## Exercise goal
Show all lines holding the string "name".

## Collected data
┄┄┄┄┄┄┄┄┄┄┄┄┄┄┄┄┄┄┄┄
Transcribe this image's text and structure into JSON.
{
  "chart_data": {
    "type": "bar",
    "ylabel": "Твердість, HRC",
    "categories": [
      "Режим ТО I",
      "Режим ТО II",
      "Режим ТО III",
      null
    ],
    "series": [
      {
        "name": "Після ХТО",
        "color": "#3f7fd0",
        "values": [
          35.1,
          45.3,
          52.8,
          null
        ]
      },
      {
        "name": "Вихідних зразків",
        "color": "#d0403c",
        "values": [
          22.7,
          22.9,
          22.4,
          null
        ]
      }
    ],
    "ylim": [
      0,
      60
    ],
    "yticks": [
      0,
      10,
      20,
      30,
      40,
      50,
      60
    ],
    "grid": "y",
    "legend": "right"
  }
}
┄┄┄┄┄┄┄┄┄┄┄┄┄┄┄┄┄┄┄┄
## Solved problem
        "name": "Після ХТО",
        "name": "Вихідних зразків",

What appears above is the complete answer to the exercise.